TASK BRIEF:
Omit the pictures, then write out every entry exactly as it reads.

EXTRACTED ENTRIES:
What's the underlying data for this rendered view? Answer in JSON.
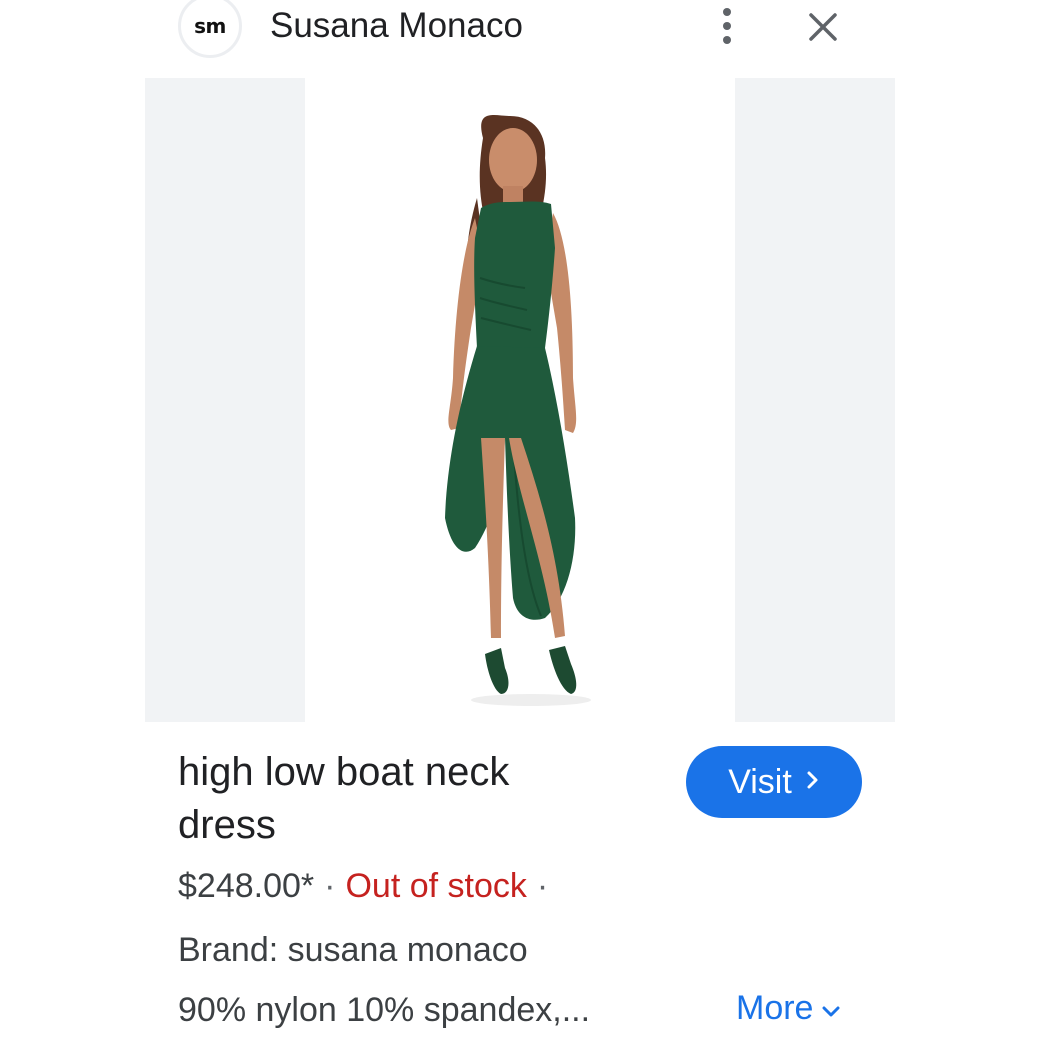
{
  "header": {
    "logo_text": "sm",
    "site_name": "Susana Monaco"
  },
  "product": {
    "title": "high low boat neck dress",
    "price": "$248.00*",
    "separator": "·",
    "availability": "Out of stock",
    "brand": "Brand: susana monaco",
    "materials": "90% nylon 10% spandex,...",
    "visit_label": "Visit",
    "more_label": "More"
  },
  "colors": {
    "accent": "#1a73e8",
    "out_of_stock": "#c5221f",
    "dress": "#1f5a3c",
    "panel": "#f1f3f5"
  },
  "icons": {
    "menu": "more-vert-icon",
    "close": "close-icon",
    "visit_chevron": "chevron-right-icon",
    "more_chevron": "chevron-down-icon"
  }
}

WRITTEN ANSWER:
What's the underlying data for this rendered view? Answer in JSON.
{
  "header": {
    "logo_text": "sm",
    "site_name": "Susana Monaco"
  },
  "product": {
    "title": "high low boat neck dress",
    "price": "$248.00*",
    "separator": "·",
    "availability": "Out of stock",
    "brand": "Brand: susana monaco",
    "materials": "90% nylon 10% spandex,...",
    "visit_label": "Visit",
    "more_label": "More"
  },
  "colors": {
    "accent": "#1a73e8",
    "out_of_stock": "#c5221f",
    "dress": "#1f5a3c",
    "panel": "#f1f3f5"
  },
  "icons": {
    "menu": "more-vert-icon",
    "close": "close-icon",
    "visit_chevron": "chevron-right-icon",
    "more_chevron": "chevron-down-icon"
  }
}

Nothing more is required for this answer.